FOR REGISTRATION OF CERTAIN CLASSES OF SECURITIES

PURSUANT TO SECTION 12(b) OR (g) OF THE

SECURITIES EXCHANGE ACT OF 1934

 

PEOPLES ENERGY CORPORATION

(Exact Name of Registrant as Specified in Its Charter)

Illinois

 

36-2642766

(State of Incorporation

 

(I.R.S. Employer

or Organization)

 

Identification No.)

130 East Randolph Drive, 24th Floor, Chicago, Illinois

60601-6207

(Address of Principal Executive Offices)

(Zip Code)

If this form relates to the registration of a class of securities pursuant to Section 12(b) of the Exchange Act and is effective pursuant to General Instruction A.(c), check the following box. |X|

If this form relates to the registration of a class of securities pursuant to Section 12(g) of the Exchange Act and is effective pursuant to General Instruction A.(d), check the following box. | |

Securities Act registration statement file number to which this form relates: 1-5540 (if applicable)

Securities to be registered pursuant to Section 12(b) of the Act:

Title of Each Class   Name of Each Exchange on Which
to be so Registered   Each Class is to be Registered
     
Common Stock Purchase Rights   New York Stock Exchange
    Chicago Stock Exchange
    Pacific Exchange
Securities to be registered pursuant to Section 12(g) of the Act:

None

(Title of Class)

 

 

Item 1.    Description of Registrant's Securities to be Registered.

This amendment no. 2 to the registration statement on Form 8-A/A amends the registration statement on Form 8-A that Peoples Energy Corporation filed on May 3, 1996, as amended by amendment no. 1 on Form 8-A/A filed on October 18, 1999, to describe the rights in plain English.

DESCRIPTION OF COMMON STOCK PURCHASE RIGHTS

GENERAL

On May 1, 1996, the board of directors of Peoples Energy Corporation declared a dividend distribution of one common stock purchase right for each share of our common stock outstanding as of May 15, 1996. We will issue one right with each share of common stock we issue until the rights expire, are redeemed or exchanged or become exercisable. Each right, when it becomes exercisable, entitles its holder to purchase from us one-half of a share of our common stock at a price of $37.50. The value of this one-half of a share is intended to approximate the value of one share of common stock. However, under the circumstances described below under "Exercising the Rights," a holder who exercises his right will receive shares of our common stock or common stock of an acquiring company instead of one-half of a share of our common stock. We may adjust the $37.50 purchase price and the number of shares that may be purchased, as described below under "Adjustment of Purchase Price or Number of Shares."

The rights expire on May 1, 2006, unless we redeem or exchange them earlier, as described below under "Exchange or Redemption of Rights."

The distribution of the rights is not taxable to us or to the holders of our common stock. However, you may recognize taxable income in the event that the rights become exercisable for our common stock or other consideration or for the stock of an acquiring company or are exchanged under the circumstances described below under " Redemption and Exchange of Rights." We will receive no proceeds from the issuance of the rights. The rights are not dilutive and will not affect our reported earnings per share.

When we use the term "person" below, we mean either one individual or entity or a group of affiliated persons.

### [ENTRIES]

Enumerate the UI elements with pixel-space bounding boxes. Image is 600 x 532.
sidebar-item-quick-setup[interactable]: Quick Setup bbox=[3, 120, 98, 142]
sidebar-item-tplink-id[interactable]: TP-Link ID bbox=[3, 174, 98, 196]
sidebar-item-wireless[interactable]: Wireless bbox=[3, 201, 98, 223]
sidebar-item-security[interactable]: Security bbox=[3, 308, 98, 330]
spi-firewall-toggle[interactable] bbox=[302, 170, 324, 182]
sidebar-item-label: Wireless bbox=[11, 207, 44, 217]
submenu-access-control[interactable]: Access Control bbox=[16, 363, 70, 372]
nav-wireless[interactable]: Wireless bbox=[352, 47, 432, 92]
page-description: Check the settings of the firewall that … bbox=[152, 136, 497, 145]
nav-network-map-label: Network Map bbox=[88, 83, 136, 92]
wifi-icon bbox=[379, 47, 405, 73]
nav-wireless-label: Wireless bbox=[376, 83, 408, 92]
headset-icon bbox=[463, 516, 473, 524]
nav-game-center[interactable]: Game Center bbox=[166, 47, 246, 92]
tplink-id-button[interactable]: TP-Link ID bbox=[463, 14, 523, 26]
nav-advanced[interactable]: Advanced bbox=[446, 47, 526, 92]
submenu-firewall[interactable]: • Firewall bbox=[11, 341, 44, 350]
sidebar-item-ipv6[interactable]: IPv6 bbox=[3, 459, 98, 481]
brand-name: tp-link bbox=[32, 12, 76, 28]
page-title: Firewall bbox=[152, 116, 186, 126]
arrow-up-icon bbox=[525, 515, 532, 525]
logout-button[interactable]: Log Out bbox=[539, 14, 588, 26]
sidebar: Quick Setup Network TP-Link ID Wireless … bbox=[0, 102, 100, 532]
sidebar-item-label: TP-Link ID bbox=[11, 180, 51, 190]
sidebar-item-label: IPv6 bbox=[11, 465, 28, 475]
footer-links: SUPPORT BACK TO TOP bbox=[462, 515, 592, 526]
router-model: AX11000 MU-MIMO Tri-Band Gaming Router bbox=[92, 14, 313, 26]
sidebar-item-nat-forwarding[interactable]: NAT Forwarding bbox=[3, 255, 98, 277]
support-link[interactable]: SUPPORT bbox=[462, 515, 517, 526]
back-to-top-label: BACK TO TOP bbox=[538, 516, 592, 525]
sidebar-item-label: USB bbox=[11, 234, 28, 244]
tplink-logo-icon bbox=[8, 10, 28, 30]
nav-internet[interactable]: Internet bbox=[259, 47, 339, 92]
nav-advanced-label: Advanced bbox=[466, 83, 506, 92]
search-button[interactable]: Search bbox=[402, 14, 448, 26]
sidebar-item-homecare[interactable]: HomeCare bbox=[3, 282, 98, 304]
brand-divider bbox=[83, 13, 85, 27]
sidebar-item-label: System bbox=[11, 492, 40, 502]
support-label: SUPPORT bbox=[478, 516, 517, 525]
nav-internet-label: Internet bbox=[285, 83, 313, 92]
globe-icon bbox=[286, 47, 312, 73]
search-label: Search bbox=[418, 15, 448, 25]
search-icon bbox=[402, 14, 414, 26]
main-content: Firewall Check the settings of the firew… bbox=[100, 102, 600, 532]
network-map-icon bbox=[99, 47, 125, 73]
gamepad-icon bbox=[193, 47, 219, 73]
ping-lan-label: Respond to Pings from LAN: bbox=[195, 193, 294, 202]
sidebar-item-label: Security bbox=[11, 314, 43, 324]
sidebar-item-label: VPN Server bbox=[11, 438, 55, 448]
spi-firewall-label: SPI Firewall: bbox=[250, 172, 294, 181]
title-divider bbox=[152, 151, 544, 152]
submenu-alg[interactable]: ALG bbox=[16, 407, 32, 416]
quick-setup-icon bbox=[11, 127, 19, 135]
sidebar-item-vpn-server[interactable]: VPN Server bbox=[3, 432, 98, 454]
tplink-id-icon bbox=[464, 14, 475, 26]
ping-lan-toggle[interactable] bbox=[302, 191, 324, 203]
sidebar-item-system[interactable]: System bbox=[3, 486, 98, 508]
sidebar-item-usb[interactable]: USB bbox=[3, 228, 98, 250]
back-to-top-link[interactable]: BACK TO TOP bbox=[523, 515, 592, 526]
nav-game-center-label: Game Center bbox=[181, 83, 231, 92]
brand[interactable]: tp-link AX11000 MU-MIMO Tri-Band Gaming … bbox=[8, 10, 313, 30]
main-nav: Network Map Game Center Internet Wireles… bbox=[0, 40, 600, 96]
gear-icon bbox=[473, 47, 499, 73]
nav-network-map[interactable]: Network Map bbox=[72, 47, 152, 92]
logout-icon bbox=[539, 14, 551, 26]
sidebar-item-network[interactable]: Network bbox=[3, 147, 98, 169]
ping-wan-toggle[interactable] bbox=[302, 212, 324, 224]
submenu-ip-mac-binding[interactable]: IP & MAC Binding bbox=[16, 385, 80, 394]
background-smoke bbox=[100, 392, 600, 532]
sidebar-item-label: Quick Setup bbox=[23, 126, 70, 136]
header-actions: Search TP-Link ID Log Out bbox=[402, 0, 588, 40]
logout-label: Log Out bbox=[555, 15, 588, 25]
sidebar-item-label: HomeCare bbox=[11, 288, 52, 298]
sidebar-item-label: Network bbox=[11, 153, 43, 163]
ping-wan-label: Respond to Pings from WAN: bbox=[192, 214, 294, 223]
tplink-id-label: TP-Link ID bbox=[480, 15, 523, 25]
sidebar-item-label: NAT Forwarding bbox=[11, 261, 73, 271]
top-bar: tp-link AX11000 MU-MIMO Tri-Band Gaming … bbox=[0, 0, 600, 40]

### [STATED PROBLEM]
Continue the Peoples Energy filing on common stock purchase rights, starting right after its final sentence.

### [RESULT OF THE EXERCISE]
This description of rights is not complete, and we qualify this description by referring to the Rights Agreement, dated May 1, 1996, as amended by Amendment No.1 to Rights Agreement, dated October 6, 1999, between LaSalle Bank National Association, successor to Harris Trust and Savings Bank, as rights agent, and us. We also incorporate the Rights Agreement and Amendment No. 1 herein by reference. We filed the Rights Agreement as exhibit 1 to our Form 8-A dated May 2, 1996 and we filed Amendment No. 1 as exhibit 2 to our form 8-A/A dated October 18, 1999.

TRANSFER OF RIGHTS; DISTRIBUTION DATE

We have not issued separate certificates for the rights. Instead, the existing common stock certificates also represent the rights. The rights will separate from the common stock on the earlier of:

10 business days after a public announcement that a person has acquired, or obtained the right to acquire, 15% or more of our outstanding voting stock

10 business days after a person makes a tender offer or exchange offer which would result in the person acquiring, or obtaining the right to acquire, 15% or more of our outstanding voting stock.

The earlier of these two dates is called the distribution date.

If the distribution date occurs, we will mail to each record holder of our common stock at the close of business on the distribution date separate certificates to represent the rights. After that time, the separate right certificates, not the common stock certificates, will represent the rights.

A right itself does not give its holder any rights as a shareholder until the right is exercised or exchanged.

EXERCISING THE RIGHTS

A holder cannot exercise his right until the distribution date. Except as described below, after the distribution date, each holder who exercises his right for $37.50 will have the right to receive one-half of a share of our common stock.

Exercising the Rights for Shares of Our Common Stock

When a person has acquired, or obtained the right to acquire, 15% or more of our voting stock, each holder of a right who exercises his right for $37.50 will have the right to receive the number of shares of our common stock that have a market value of $75. However, rights owned by a person who has acquired, or obtained the right to acquire, 15% or more of our outstanding voting stock will be null and void.

Exercising the Rights for Shares of an Acquiring Company

Under certain circumstances, each holder of a right who exercises his right for $37.50 will have the right to receive the number of shares of common stock of an acquiring company that have a market value of $75. These circumstances are if:

we are acquired in a merger of other similar transaction,

we sell or transfer 50% or more of our assets or earning power or

a person who has acquired, or obtained the right to acquire, 15% or more of our outstanding voting stock engages in some types of transactions with us which benefit the person due to its ownership of our stock.

This right to receive shares of common stock of the acquiring company replaces the right to receive shares of our common stock. However, rights owned by a person who has acquired, or obtained the right to acquire, 15% or more of our outstanding voting stock will be null and void.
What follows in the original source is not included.